O que se pede | Relacione todas as pessoas identificadas pelo nome na notícia sobre a "guerra dos portos", inclusive os autores da matéria.

Texto da página |
┄┄┄┄┄┄┄┄┄┄┄┄┄┄┄┄┄┄┄┄
Governo quer votar hoje fim da 'guerra dos portos'

A ministra de Relações Institucionais, Ideli Salvatti, afirmou nesta terça-feira que o Senado deveria votar ainda hoje o projeto de Resolução 72, que acaba com a "guerra dos portos", em plenário. Ideli participou de um café da manhã no gabinete do líder do governo no Senado, Eduardo Braga (PMDB-AM), com a presença de líderes da base aliada. A Resolução 72 unifica a cobrança de ICMS interestadual sobre produtos importados.

RICARDO BRITO E CÉLIA FROUFE, Agência Estado

24 de abril de 2012 | 11h35

"Ficou decidido que nós vamos votar hoje", disse Ideli, na saída da reunião. "Os Estados de Santa Catarina, Goiás e Espírito Santo já estão com compensações negociadas. Eu defendo que esse projeto já está pronto para votar em plenário." Os líderes governistas devem se reunir, logo mais às 12h, com o ministro da Fazenda, Guido Mantega, para discutir os últimos detalhes da proposta e a forma de votação.

Ontem à tarde, após conversar com sua equipe técnica, Braga pretendia adiar a votação para amanhã, por entender que a prioridade era votar duas medidas provisórias que trancavam a pauta, uma das quais perdia a eficácia na quinta-feira. Mas, depois da reunião no seu gabinete, o líder disse que o melhor é votar logo o projeto e depois apreciar as medidas provisórias.

É provável que, no intervalo entre a votação da Resolução 72 e as MPs, o Senado encerre os trabalhos temporariamente para que uma sessão do Congresso, prevista para ocorrer às 19h30, seja convocada. Nela serão lidos os nomes que os partidos indicaram para compor a CPI do Cachoeira. As bancadas do PT e do PMDB ainda não indicaram todos os integrantes para a comissão que deve investigar as relações do contraventor Carlos Augusto Ramos, o Carlinhos Cachoeira, com agentes públicos e empresas.
┄┄┄┄┄┄┄┄┄┄┄┄┄┄┄┄┄┄┄┄
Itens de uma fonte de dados
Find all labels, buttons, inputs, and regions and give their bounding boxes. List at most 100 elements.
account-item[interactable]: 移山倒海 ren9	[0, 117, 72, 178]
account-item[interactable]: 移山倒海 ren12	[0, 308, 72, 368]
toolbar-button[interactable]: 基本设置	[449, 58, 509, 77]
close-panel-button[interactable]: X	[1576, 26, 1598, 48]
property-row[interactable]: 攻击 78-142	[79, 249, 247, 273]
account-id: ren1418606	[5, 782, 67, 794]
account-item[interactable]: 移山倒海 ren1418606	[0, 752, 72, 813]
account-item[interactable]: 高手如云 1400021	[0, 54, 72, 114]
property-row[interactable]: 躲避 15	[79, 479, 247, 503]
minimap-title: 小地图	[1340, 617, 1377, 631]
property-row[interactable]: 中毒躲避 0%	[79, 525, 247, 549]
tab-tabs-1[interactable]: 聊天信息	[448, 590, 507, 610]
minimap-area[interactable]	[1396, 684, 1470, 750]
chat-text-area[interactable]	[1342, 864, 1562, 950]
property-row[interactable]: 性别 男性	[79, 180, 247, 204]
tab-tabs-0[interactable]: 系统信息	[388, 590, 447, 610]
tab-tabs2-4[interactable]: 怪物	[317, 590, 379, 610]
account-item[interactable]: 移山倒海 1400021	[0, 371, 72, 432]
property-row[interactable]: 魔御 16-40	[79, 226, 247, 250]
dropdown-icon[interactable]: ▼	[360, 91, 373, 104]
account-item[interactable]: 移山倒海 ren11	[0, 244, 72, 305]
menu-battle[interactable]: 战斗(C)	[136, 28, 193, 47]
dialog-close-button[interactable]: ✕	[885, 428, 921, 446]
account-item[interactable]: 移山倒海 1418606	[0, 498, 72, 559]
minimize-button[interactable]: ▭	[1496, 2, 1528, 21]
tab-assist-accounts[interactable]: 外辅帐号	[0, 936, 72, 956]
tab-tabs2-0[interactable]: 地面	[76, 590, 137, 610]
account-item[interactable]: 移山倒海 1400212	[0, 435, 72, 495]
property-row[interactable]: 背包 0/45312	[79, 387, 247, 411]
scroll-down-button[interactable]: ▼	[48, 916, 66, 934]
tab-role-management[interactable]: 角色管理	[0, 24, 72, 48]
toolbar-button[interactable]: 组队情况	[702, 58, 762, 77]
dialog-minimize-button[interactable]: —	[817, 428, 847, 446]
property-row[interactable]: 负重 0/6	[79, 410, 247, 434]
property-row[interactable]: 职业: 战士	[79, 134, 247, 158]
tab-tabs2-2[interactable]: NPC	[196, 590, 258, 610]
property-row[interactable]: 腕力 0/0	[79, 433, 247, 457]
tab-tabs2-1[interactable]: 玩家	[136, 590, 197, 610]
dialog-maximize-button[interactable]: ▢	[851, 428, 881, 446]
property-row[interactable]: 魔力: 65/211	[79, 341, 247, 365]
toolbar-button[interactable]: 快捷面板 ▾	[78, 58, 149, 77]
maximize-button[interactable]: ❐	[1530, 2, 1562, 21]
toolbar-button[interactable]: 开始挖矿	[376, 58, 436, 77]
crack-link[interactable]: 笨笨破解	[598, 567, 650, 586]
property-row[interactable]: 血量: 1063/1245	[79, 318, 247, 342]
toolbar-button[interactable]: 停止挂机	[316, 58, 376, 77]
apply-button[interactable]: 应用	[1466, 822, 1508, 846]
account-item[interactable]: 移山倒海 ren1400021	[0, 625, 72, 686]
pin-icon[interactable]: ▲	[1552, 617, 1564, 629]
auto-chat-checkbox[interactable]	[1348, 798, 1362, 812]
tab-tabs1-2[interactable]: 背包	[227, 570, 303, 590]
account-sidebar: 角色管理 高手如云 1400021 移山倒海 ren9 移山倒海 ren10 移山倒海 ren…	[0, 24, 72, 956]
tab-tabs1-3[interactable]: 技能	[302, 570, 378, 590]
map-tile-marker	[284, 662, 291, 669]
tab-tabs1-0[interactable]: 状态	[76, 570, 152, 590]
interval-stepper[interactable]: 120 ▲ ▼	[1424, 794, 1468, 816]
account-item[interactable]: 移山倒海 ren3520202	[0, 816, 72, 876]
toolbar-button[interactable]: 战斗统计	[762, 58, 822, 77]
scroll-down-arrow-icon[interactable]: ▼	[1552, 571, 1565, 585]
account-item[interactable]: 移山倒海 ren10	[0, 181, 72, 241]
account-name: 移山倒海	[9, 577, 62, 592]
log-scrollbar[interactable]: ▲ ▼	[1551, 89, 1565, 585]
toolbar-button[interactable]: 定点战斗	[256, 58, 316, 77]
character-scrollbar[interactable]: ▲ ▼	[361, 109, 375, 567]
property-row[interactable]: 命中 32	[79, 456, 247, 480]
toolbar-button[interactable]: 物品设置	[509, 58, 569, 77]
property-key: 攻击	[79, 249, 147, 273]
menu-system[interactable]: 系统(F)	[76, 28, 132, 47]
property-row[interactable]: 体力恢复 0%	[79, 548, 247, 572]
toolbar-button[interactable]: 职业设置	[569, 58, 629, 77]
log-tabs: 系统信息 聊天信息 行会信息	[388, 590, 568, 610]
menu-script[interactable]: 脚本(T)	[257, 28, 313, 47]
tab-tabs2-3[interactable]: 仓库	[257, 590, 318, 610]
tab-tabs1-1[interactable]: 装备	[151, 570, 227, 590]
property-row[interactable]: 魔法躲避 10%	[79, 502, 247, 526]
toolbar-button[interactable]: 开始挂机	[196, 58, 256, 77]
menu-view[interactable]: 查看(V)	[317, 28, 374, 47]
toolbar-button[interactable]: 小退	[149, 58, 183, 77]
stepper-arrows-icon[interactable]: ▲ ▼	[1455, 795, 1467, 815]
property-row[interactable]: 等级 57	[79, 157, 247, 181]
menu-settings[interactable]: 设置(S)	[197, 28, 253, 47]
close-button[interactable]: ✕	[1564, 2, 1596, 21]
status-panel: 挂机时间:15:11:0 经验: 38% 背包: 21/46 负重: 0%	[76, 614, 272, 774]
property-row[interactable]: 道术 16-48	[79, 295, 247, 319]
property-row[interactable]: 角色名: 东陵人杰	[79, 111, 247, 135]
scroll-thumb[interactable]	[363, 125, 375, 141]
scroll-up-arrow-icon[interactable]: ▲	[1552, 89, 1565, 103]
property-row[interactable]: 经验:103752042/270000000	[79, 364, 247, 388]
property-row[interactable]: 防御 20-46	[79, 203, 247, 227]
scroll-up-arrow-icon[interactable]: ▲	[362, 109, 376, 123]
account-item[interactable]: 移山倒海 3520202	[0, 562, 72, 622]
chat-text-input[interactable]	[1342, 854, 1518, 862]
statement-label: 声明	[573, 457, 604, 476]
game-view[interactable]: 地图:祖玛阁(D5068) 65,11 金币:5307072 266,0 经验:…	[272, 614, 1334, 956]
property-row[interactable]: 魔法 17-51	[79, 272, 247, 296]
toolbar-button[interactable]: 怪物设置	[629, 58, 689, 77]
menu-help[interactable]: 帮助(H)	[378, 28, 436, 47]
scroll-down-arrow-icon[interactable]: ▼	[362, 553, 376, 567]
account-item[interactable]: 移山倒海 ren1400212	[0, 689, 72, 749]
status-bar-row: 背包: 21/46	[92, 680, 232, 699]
┄┄┄┄┄┄┄┄┄┄┄┄┄┄┄┄┄┄┄┄
Resposta do exercício |
- Ideli Salvatti
- Eduardo Braga
- Ricardo Brito
- Célia Froufe
- Guido Mantega
- Carlos Augusto Ramos (Carlinhos Cachoeira)